- Prompt: Transcribe every record that appears below, exactly and in full.

- Dataset:
------

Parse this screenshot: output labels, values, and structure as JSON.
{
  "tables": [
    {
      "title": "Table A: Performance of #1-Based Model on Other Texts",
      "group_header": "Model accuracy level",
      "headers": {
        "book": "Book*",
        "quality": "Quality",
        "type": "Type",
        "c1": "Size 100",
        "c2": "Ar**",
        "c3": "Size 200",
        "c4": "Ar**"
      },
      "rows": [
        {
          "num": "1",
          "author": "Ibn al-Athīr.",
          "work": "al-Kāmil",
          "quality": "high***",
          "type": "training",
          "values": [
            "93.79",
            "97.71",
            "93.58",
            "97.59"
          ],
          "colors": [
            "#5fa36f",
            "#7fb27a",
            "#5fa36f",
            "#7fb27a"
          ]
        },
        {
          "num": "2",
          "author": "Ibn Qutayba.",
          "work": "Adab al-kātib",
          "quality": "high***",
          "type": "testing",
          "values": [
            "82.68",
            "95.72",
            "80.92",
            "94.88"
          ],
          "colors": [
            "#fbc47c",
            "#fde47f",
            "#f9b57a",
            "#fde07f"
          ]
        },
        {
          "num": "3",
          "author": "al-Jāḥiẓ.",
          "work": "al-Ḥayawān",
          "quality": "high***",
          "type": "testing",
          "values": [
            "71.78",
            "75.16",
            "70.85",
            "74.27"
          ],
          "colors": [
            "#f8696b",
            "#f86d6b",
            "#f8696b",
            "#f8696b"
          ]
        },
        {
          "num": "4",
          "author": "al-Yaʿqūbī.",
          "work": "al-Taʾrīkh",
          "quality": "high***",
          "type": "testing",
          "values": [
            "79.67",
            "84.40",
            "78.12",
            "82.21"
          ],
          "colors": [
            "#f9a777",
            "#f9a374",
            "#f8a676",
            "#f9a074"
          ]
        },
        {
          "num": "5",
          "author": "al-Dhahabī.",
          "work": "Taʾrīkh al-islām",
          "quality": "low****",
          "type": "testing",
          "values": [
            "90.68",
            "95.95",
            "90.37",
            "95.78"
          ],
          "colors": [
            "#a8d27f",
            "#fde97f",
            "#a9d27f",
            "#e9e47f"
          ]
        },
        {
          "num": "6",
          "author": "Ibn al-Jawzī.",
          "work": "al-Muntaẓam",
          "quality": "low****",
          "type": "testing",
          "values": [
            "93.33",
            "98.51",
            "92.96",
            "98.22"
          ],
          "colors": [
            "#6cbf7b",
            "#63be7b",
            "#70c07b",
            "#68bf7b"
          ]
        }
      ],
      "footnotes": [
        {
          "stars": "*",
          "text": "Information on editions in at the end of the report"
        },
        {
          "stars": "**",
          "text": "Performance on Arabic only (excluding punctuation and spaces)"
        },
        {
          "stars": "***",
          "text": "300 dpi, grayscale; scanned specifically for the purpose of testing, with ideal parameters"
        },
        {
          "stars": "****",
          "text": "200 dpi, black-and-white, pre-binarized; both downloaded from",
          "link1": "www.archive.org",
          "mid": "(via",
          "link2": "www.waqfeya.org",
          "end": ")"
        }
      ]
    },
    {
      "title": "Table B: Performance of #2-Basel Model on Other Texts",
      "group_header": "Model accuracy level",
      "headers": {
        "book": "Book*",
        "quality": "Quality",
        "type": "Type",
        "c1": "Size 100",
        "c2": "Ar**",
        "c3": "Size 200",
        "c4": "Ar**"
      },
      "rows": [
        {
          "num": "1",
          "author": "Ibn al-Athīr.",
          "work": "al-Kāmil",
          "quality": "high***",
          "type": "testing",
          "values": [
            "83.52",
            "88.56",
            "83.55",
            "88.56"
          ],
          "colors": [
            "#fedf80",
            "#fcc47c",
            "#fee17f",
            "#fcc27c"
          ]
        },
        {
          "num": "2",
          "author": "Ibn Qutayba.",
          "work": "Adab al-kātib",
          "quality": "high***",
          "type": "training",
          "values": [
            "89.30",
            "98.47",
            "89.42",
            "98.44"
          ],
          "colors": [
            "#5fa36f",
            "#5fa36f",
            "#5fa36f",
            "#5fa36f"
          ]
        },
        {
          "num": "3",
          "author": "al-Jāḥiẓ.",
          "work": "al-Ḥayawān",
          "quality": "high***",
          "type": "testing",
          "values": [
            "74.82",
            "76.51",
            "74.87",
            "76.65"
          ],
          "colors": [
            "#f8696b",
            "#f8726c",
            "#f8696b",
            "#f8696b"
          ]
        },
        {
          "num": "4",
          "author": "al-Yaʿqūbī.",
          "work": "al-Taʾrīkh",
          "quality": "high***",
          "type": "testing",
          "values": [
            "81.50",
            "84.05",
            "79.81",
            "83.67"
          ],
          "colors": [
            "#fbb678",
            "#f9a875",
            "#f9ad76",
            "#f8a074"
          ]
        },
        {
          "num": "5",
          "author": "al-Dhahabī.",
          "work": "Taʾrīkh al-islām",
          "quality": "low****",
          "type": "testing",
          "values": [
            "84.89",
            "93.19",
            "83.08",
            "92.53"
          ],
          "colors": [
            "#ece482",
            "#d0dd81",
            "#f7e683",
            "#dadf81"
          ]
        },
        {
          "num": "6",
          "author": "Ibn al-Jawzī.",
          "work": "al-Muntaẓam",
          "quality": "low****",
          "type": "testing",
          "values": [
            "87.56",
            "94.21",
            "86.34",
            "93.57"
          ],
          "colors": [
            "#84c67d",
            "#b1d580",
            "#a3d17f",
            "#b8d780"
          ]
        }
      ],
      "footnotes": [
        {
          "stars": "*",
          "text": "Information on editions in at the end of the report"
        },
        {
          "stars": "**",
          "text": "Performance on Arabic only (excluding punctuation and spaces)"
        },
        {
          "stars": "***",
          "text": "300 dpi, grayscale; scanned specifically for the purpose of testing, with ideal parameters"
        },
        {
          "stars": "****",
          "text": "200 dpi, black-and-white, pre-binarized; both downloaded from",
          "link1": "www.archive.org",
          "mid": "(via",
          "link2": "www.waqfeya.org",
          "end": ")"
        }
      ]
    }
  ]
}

------

- Answer to this exercise:
Parse this screenshot: output labels, values, and structure as JSON.
{
  "tables": [
    {
      "title": "Table A: Performance of #1-Based Model on Other Texts",
      "group_header": "Model accuracy level",
      "headers": {
        "book": "Book*",
        "quality": "Quality",
        "type": "Type",
        "c1": "Size 100",
        "c2": "Ar**",
        "c3": "Size 200",
        "c4": "Ar**"
      },
      "rows": [
        {
          "num": "1",
          "author": "Ibn al-Athīr.",
          "work": "al-Kāmil",
          "quality": "high***",
          "type": "training",
          "values": [
            "93.79",
            "97.71",
            "93.58",
            "97.59"
          ],
          "colors": [
            "#5fa36f",
            "#7fb27a",
            "#5fa36f",
            "#7fb27a"
          ]
        },
        {
          "num": "2",
          "author": "Ibn Qutayba.",
          "work": "Adab al-kātib",
          "quality": "high***",
          "type": "testing",
          "values": [
            "82.68",
            "95.72",
            "80.92",
            "94.88"
          ],
          "colors": [
            "#fbc47c",
            "#fde47f",
            "#f9b57a",
            "#fde07f"
          ]
        },
        {
          "num": "3",
          "author": "al-Jāḥiẓ.",
          "work": "al-Ḥayawān",
          "quality": "high***",
          "type": "testing",
          "values": [
            "71.78",
            "75.16",
            "70.85",
            "74.27"
          ],
          "colors": [
            "#f8696b",
            "#f86d6b",
            "#f8696b",
            "#f8696b"
          ]
        },
        {
          "num": "4",
          "author": "al-Yaʿqūbī.",
          "work": "al-Taʾrīkh",
          "quality": "high***",
          "type": "testing",
          "values": [
            "79.67",
            "84.40",
            "78.12",
            "82.21"
          ],
          "colors": [
            "#f9a777",
            "#f9a374",
            "#f8a676",
            "#f9a074"
          ]
        },
        {
          "num": "5",
          "author": "al-Dhahabī.",
          "work": "Taʾrīkh al-islām",
          "quality": "low****",
          "type": "testing",
          "values": [
            "90.68",
            "95.95",
            "90.37",
            "95.78"
          ],
          "colors": [
            "#a8d27f",
            "#fde97f",
            "#a9d27f",
            "#e9e47f"
          ]
        },
        {
          "num": "6",
          "author": "Ibn al-Jawzī.",
          "work": "al-Muntaẓam",
          "quality": "low****",
          "type": "testing",
          "values": [
            "93.33",
            "98.51",
            "92.96",
            "98.22"
          ],
          "colors": [
            "#6cbf7b",
            "#63be7b",
            "#70c07b",
            "#68bf7b"
          ]
        }
      ],
      "footnotes": [
        {
          "stars": "*",
          "text": "Information on editions in at the end of the report"
        },
        {
          "stars": "**",
          "text": "Performance on Arabic only (excluding punctuation and spaces)"
        },
        {
          "stars": "***",
          "text": "300 dpi, grayscale; scanned specifically for the purpose of testing, with ideal parameters"
        },
        {
          "stars": "****",
          "text": "200 dpi, black-and-white, pre-binarized; both downloaded from",
          "link1": "www.archive.org",
          "mid": "(via",
          "link2": "www.waqfeya.org",
          "end": ")"
        }
      ]
    },
    {
      "title": "Table B: Performance of #2-Basel Model on Other Texts",
      "group_header": "Model accuracy level",
      "headers": {
        "book": "Book*",
        "quality": "Quality",
        "type": "Type",
        "c1": "Size 100",
        "c2": "Ar**",
        "c3": "Size 200",
        "c4": "Ar**"
      },
      "rows": [
        {
          "num": "1",
          "author": "Ibn al-Athīr.",
          "work": "al-Kāmil",
          "quality": "high***",
          "type": "testing",
          "values": [
            "83.52",
            "88.56",
            "83.55",
            "88.56"
          ],
          "colors": [
            "#fedf80",
            "#fcc47c",
            "#fee17f",
            "#fcc27c"
          ]
        },
        {
          "num": "2",
          "author": "Ibn Qutayba.",
          "work": "Adab al-kātib",
          "quality": "high***",
          "type": "training",
          "values": [
            "89.30",
            "98.47",
            "89.42",
            "98.44"
          ],
          "colors": [
            "#5fa36f",
            "#5fa36f",
            "#5fa36f",
            "#5fa36f"
          ]
        },
        {
          "num": "3",
          "author": "al-Jāḥiẓ.",
          "work": "al-Ḥayawān",
          "quality": "high***",
          "type": "testing",
          "values": [
            "74.82",
            "76.51",
            "74.87",
            "76.65"
          ],
          "colors": [
            "#f8696b",
            "#f8726c",
            "#f8696b",
            "#f8696b"
          ]
        },
        {
          "num": "4",
          "author": "al-Yaʿqūbī.",
          "work": "al-Taʾrīkh",
          "quality": "high***",
          "type": "testing",
          "values": [
            "81.50",
            "84.05",
            "79.81",
            "83.67"
          ],
          "colors": [
            "#fbb678",
            "#f9a875",
            "#f9ad76",
            "#f8a074"
          ]
        },
        {
          "num": "5",
          "author": "al-Dhahabī.",
          "work": "Taʾrīkh al-islām",
          "quality": "low****",
          "type": "testing",
          "values": [
            "84.89",
            "93.19",
            "83.08",
            "92.53"
          ],
          "colors": [
            "#ece482",
            "#d0dd81",
            "#f7e683",
            "#dadf81"
          ]
        },
        {
          "num": "6",
          "author": "Ibn al-Jawzī.",
          "work": "al-Muntaẓam",
          "quality": "low****",
          "type": "testing",
          "values": [
            "87.56",
            "94.21",
            "86.34",
            "93.57"
          ],
          "colors": [
            "#84c67d",
            "#b1d580",
            "#a3d17f",
            "#b8d780"
          ]
        }
      ],
      "footnotes": [
        {
          "stars": "*",
          "text": "Information on editions in at the end of the report"
        },
        {
          "stars": "**",
          "text": "Performance on Arabic only (excluding punctuation and spaces)"
        },
        {
          "stars": "***",
          "text": "300 dpi, grayscale; scanned specifically for the purpose of testing, with ideal parameters"
        },
        {
          "stars": "****",
          "text": "200 dpi, black-and-white, pre-binarized; both downloaded from",
          "link1": "www.archive.org",
          "mid": "(via",
          "link2": "www.waqfeya.org",
          "end": ")"
        }
      ]
    }
  ]
}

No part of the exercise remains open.